--- Begin ---

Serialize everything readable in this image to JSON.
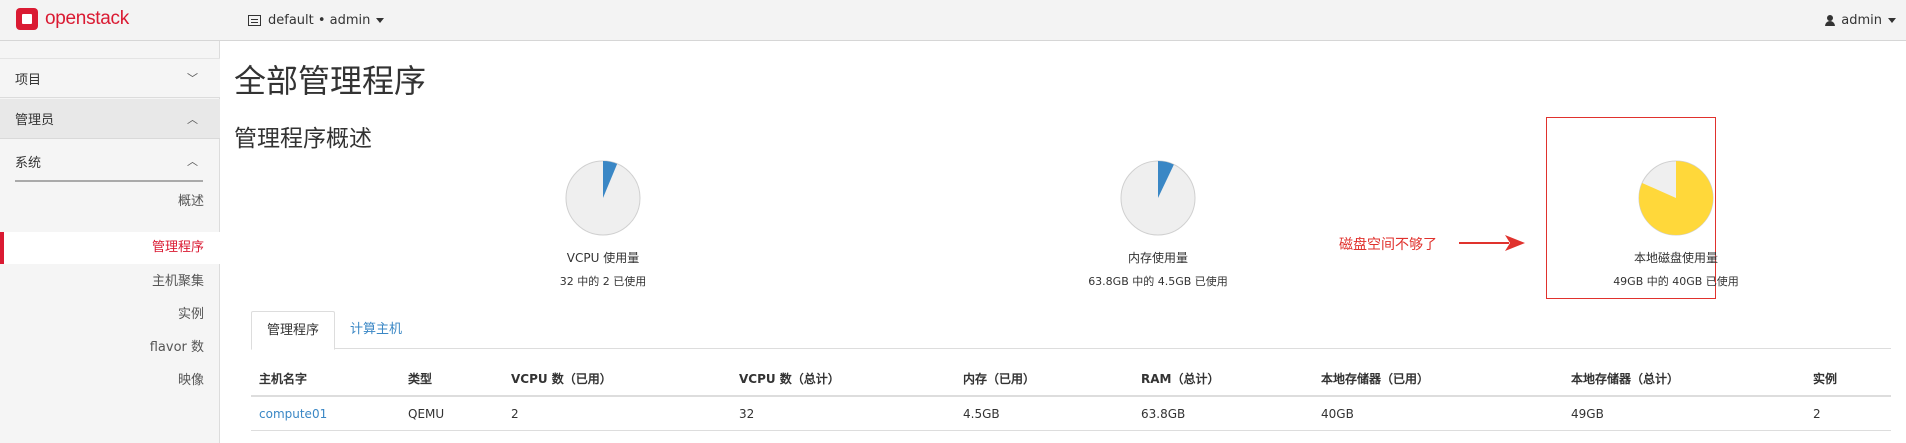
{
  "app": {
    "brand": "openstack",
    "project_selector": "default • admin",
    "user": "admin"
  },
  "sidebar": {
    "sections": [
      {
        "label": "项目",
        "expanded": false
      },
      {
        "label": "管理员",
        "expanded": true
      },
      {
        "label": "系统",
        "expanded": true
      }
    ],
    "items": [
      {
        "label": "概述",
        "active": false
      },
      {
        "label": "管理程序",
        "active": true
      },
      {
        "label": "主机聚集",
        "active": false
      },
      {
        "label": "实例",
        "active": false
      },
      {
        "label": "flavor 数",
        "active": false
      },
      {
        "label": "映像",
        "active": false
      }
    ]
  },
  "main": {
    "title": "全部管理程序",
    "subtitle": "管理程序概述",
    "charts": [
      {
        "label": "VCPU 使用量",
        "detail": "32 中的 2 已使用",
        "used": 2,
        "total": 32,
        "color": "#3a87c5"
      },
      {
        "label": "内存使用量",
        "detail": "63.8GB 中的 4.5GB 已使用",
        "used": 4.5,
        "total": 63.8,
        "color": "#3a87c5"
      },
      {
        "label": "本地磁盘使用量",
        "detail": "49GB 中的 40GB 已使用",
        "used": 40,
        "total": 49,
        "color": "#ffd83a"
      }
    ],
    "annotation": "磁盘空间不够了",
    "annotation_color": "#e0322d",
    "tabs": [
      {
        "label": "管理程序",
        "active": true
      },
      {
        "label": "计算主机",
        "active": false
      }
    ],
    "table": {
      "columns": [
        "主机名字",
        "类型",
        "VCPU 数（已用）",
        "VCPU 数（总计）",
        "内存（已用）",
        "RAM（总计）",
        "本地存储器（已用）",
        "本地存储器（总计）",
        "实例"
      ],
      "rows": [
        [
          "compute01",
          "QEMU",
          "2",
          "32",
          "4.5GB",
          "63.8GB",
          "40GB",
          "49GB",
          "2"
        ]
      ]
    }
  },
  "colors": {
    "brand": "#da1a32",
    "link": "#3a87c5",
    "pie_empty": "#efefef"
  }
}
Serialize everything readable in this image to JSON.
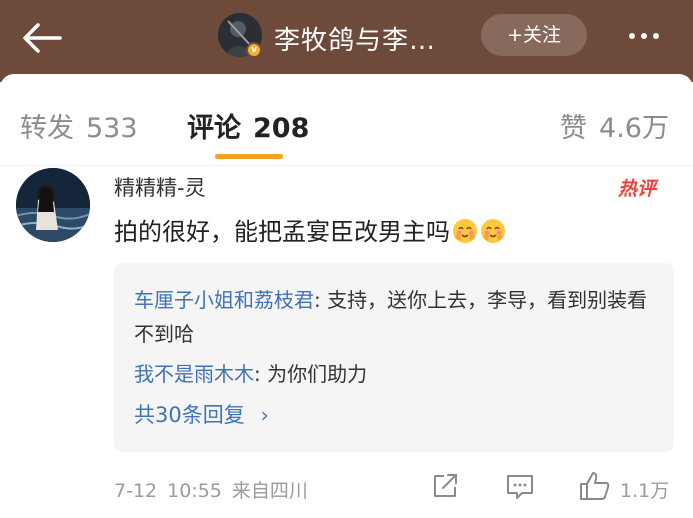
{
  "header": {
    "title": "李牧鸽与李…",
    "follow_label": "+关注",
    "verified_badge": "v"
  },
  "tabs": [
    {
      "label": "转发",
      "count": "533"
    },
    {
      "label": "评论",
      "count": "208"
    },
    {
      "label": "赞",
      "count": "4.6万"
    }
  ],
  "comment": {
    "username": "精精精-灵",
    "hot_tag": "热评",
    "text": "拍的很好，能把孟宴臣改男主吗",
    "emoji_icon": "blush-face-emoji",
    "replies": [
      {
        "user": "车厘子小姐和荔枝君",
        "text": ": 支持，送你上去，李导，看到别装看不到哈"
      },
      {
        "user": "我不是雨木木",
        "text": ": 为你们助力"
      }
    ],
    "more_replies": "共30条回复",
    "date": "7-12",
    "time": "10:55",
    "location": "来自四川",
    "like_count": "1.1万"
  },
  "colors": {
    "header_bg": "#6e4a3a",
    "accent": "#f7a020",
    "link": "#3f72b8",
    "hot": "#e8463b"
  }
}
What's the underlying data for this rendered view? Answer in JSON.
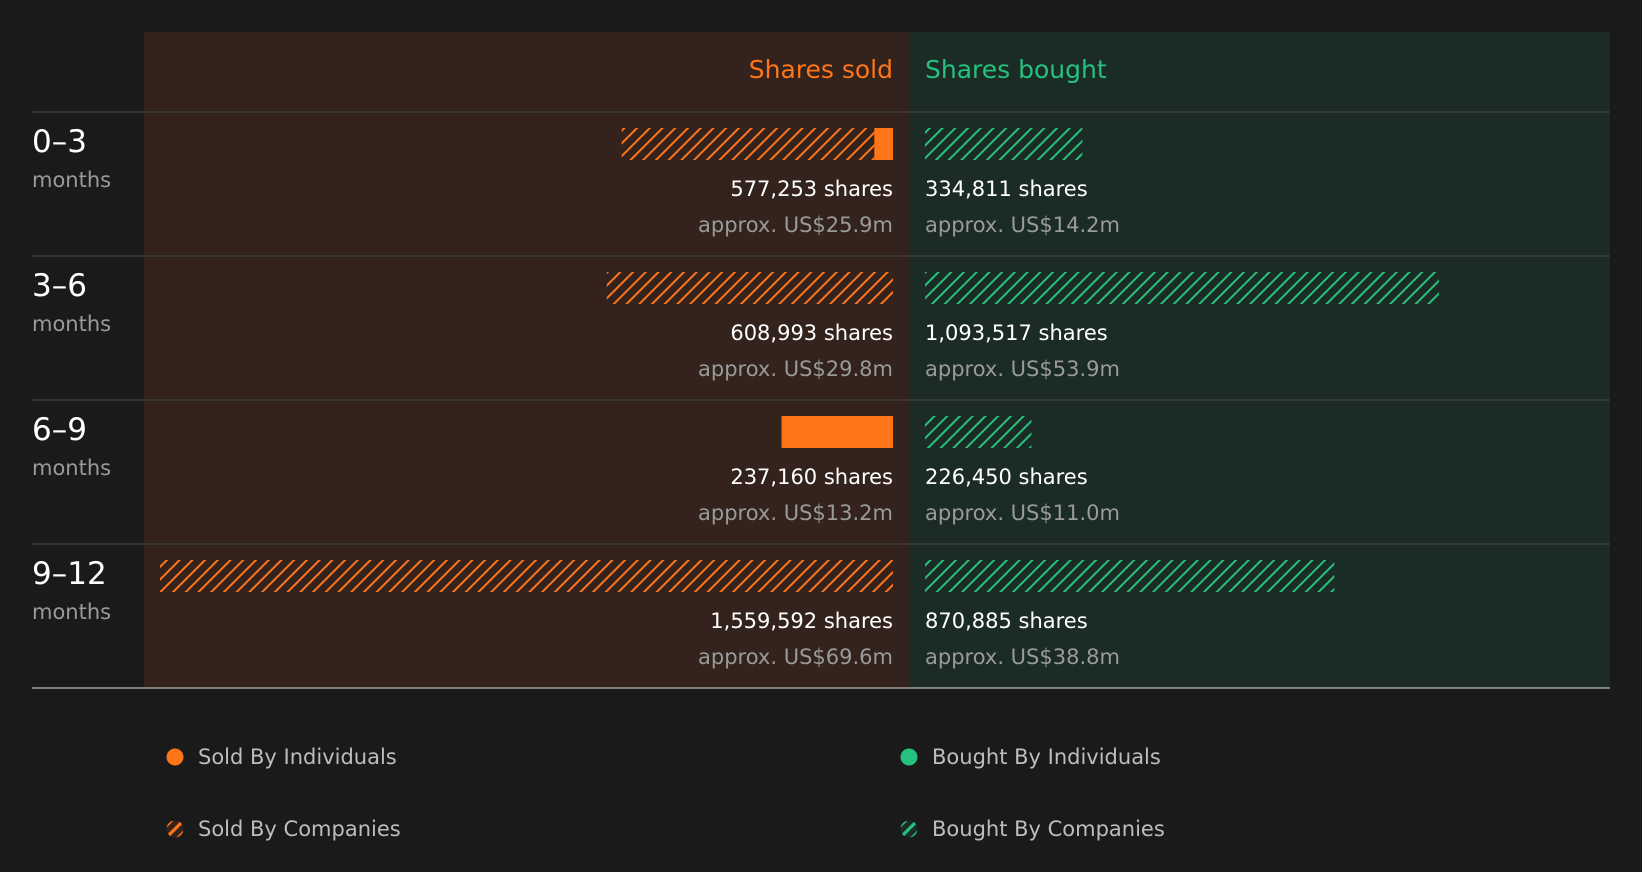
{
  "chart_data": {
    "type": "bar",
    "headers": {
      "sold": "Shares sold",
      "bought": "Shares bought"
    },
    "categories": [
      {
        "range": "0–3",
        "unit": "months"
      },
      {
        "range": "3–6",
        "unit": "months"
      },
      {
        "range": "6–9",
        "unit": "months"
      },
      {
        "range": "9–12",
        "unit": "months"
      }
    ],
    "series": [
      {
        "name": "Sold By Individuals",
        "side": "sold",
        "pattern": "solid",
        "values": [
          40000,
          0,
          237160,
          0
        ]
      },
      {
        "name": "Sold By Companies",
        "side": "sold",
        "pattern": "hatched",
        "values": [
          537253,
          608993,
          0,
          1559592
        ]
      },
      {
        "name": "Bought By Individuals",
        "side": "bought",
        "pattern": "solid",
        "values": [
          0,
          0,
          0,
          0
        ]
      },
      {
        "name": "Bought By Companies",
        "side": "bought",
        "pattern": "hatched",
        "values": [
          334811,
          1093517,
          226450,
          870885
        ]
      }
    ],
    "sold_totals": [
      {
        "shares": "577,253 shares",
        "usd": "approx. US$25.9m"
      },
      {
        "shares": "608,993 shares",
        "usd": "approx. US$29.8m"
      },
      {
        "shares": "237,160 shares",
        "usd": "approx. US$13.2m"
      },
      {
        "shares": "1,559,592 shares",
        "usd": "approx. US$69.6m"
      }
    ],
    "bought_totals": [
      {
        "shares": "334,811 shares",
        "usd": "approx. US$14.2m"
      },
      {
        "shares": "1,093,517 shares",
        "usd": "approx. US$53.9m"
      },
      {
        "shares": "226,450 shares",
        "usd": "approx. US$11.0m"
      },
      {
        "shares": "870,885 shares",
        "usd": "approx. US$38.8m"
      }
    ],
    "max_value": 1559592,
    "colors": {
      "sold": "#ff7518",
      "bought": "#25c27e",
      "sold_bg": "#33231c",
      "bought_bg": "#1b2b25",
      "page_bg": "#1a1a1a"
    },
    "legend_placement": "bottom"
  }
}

--- End ---
--- Begin ---

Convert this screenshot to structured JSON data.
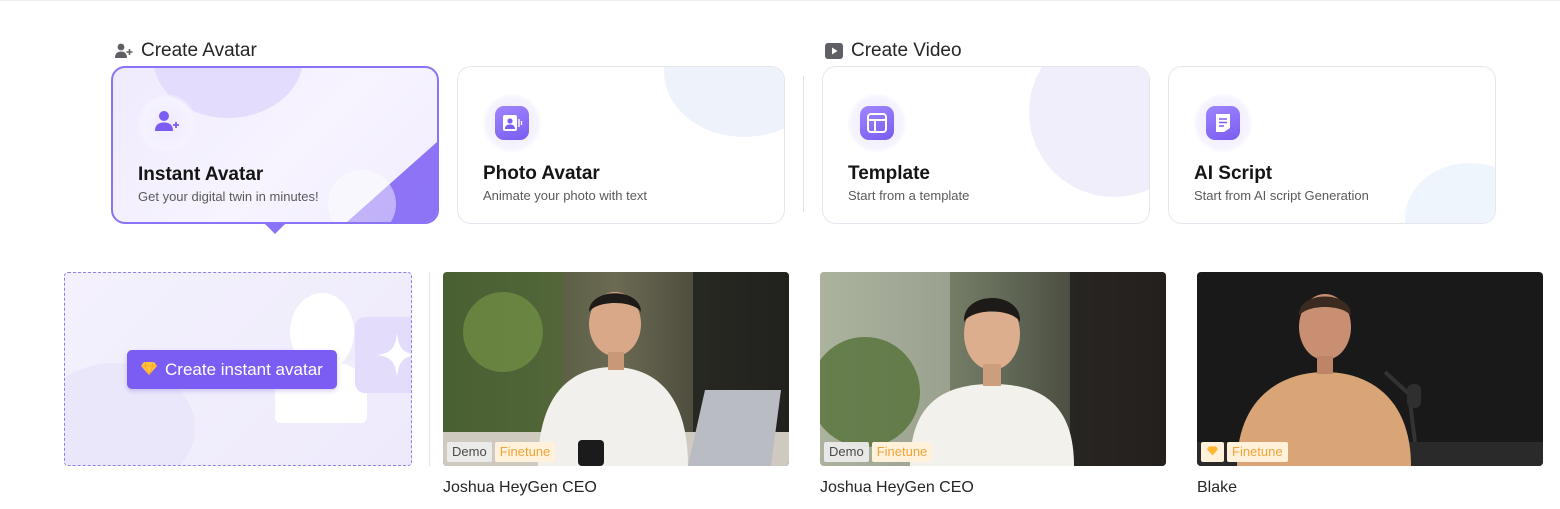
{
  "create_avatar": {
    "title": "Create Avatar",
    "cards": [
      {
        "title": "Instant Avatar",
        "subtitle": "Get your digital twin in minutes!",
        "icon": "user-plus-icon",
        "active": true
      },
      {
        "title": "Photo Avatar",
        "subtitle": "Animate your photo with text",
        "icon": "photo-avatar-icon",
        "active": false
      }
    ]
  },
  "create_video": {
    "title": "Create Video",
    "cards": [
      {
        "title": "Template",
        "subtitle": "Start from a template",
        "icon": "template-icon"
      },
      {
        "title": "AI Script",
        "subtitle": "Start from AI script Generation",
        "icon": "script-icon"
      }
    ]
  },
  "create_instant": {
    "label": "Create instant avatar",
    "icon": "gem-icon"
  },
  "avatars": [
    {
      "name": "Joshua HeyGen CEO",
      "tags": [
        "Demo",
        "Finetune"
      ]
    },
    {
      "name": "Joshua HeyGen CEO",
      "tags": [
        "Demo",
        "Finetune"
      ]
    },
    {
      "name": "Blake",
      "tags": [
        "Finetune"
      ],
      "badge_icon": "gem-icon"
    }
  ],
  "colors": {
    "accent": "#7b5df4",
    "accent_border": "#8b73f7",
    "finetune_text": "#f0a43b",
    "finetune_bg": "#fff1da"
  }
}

--- End ---

▶ _PROMPT_:
Work out the number of lines above that include the string "admin" and write only that number.

▶ _CORRECT RESPONSE_:
2